Exercise goal
Reproduce every record below exactly as it appears.
• • • • • • •
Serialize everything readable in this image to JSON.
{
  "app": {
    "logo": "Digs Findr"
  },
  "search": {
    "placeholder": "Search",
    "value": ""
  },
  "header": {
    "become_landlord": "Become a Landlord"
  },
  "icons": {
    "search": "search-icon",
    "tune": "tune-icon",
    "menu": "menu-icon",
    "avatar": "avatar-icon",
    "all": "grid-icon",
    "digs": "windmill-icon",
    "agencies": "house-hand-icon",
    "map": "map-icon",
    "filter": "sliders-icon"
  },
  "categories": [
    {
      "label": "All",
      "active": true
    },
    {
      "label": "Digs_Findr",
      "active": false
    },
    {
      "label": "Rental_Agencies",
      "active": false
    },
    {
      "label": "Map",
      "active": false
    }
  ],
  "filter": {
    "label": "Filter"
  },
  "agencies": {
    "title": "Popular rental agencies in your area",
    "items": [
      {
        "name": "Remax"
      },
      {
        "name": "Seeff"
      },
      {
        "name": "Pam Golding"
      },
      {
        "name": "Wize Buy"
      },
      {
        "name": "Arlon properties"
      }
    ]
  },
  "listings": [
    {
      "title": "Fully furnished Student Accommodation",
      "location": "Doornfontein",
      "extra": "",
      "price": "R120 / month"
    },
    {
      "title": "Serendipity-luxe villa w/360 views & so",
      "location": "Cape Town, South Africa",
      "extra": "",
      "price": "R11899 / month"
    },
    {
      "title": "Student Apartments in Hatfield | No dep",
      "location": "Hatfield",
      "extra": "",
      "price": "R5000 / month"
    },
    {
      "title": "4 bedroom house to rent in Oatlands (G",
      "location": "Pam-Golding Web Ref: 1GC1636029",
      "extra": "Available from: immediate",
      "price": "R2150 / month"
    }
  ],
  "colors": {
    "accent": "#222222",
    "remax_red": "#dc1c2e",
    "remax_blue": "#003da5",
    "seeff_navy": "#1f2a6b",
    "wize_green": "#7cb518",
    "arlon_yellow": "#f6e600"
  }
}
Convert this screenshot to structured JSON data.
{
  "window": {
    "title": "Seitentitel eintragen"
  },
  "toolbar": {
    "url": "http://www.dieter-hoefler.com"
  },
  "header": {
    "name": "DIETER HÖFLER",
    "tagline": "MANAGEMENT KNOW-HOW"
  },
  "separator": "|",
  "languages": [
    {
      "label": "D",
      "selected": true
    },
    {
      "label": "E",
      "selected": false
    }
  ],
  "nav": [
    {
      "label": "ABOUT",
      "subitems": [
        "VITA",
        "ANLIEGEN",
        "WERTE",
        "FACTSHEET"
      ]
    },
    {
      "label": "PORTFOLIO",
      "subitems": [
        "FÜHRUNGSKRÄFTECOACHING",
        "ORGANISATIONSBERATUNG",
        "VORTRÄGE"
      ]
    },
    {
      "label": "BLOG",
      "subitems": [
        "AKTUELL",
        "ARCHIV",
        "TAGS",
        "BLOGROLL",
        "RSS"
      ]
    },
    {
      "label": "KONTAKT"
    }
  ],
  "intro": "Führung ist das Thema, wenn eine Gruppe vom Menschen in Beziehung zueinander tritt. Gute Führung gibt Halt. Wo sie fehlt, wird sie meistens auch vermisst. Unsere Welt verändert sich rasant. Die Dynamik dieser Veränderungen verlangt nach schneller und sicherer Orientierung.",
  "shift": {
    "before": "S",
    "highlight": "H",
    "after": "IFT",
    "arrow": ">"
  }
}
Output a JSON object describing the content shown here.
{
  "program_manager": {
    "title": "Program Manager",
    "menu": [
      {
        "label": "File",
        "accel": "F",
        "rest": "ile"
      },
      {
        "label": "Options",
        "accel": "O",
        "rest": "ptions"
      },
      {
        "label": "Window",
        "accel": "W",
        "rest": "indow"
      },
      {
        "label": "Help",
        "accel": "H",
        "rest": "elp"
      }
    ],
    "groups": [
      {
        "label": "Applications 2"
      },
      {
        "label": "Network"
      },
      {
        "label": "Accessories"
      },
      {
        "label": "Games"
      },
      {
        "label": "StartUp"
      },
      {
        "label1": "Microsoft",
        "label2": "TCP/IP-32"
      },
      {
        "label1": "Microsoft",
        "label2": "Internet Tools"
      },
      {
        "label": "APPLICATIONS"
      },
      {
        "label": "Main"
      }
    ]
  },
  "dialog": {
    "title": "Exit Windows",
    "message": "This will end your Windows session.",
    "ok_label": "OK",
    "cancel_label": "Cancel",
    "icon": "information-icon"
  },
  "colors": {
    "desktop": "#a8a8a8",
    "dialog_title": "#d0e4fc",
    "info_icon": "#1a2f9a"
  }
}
• • • • • • •
Written response
Serialize everything readable in this image to JSON.
{
  "app": {
    "logo": "Digs Findr"
  },
  "search": {
    "placeholder": "Search",
    "value": ""
  },
  "header": {
    "become_landlord": "Become a Landlord"
  },
  "icons": {
    "search": "search-icon",
    "tune": "tune-icon",
    "menu": "menu-icon",
    "avatar": "avatar-icon",
    "all": "grid-icon",
    "digs": "windmill-icon",
    "agencies": "house-hand-icon",
    "map": "map-icon",
    "filter": "sliders-icon"
  },
  "categories": [
    {
      "label": "All",
      "active": true
    },
    {
      "label": "Digs_Findr",
      "active": false
    },
    {
      "label": "Rental_Agencies",
      "active": false
    },
    {
      "label": "Map",
      "active": false
    }
  ],
  "filter": {
    "label": "Filter"
  },
  "agencies": {
    "title": "Popular rental agencies in your area",
    "items": [
      {
        "name": "Remax"
      },
      {
        "name": "Seeff"
      },
      {
        "name": "Pam Golding"
      },
      {
        "name": "Wize Buy"
      },
      {
        "name": "Arlon properties"
      }
    ]
  },
  "listings": [
    {
      "title": "Fully furnished Student Accommodation",
      "location": "Doornfontein",
      "extra": "",
      "price": "R120 / month"
    },
    {
      "title": "Serendipity-luxe villa w/360 views & so",
      "location": "Cape Town, South Africa",
      "extra": "",
      "price": "R11899 / month"
    },
    {
      "title": "Student Apartments in Hatfield | No dep",
      "location": "Hatfield",
      "extra": "",
      "price": "R5000 / month"
    },
    {
      "title": "4 bedroom house to rent in Oatlands (G",
      "location": "Pam-Golding Web Ref: 1GC1636029",
      "extra": "Available from: immediate",
      "price": "R2150 / month"
    }
  ],
  "colors": {
    "accent": "#222222",
    "remax_red": "#dc1c2e",
    "remax_blue": "#003da5",
    "seeff_navy": "#1f2a6b",
    "wize_green": "#7cb518",
    "arlon_yellow": "#f6e600"
  }
}
Convert this screenshot to structured JSON data.
{
  "window": {
    "title": "Seitentitel eintragen"
  },
  "toolbar": {
    "url": "http://www.dieter-hoefler.com"
  },
  "header": {
    "name": "DIETER HÖFLER",
    "tagline": "MANAGEMENT KNOW-HOW"
  },
  "separator": "|",
  "languages": [
    {
      "label": "D",
      "selected": true
    },
    {
      "label": "E",
      "selected": false
    }
  ],
  "nav": [
    {
      "label": "ABOUT",
      "subitems": [
        "VITA",
        "ANLIEGEN",
        "WERTE",
        "FACTSHEET"
      ]
    },
    {
      "label": "PORTFOLIO",
      "subitems": [
        "FÜHRUNGSKRÄFTECOACHING",
        "ORGANISATIONSBERATUNG",
        "VORTRÄGE"
      ]
    },
    {
      "label": "BLOG",
      "subitems": [
        "AKTUELL",
        "ARCHIV",
        "TAGS",
        "BLOGROLL",
        "RSS"
      ]
    },
    {
      "label": "KONTAKT"
    }
  ],
  "intro": "Führung ist das Thema, wenn eine Gruppe vom Menschen in Beziehung zueinander tritt. Gute Führung gibt Halt. Wo sie fehlt, wird sie meistens auch vermisst. Unsere Welt verändert sich rasant. Die Dynamik dieser Veränderungen verlangt nach schneller und sicherer Orientierung.",
  "shift": {
    "before": "S",
    "highlight": "H",
    "after": "IFT",
    "arrow": ">"
  }
}
Output a JSON object describing the content shown here.
{
  "program_manager": {
    "title": "Program Manager",
    "menu": [
      {
        "label": "File",
        "accel": "F",
        "rest": "ile"
      },
      {
        "label": "Options",
        "accel": "O",
        "rest": "ptions"
      },
      {
        "label": "Window",
        "accel": "W",
        "rest": "indow"
      },
      {
        "label": "Help",
        "accel": "H",
        "rest": "elp"
      }
    ],
    "groups": [
      {
        "label": "Applications 2"
      },
      {
        "label": "Network"
      },
      {
        "label": "Accessories"
      },
      {
        "label": "Games"
      },
      {
        "label": "StartUp"
      },
      {
        "label1": "Microsoft",
        "label2": "TCP/IP-32"
      },
      {
        "label1": "Microsoft",
        "label2": "Internet Tools"
      },
      {
        "label": "APPLICATIONS"
      },
      {
        "label": "Main"
      }
    ]
  },
  "dialog": {
    "title": "Exit Windows",
    "message": "This will end your Windows session.",
    "ok_label": "OK",
    "cancel_label": "Cancel",
    "icon": "information-icon"
  },
  "colors": {
    "desktop": "#a8a8a8",
    "dialog_title": "#d0e4fc",
    "info_icon": "#1a2f9a"
  }
}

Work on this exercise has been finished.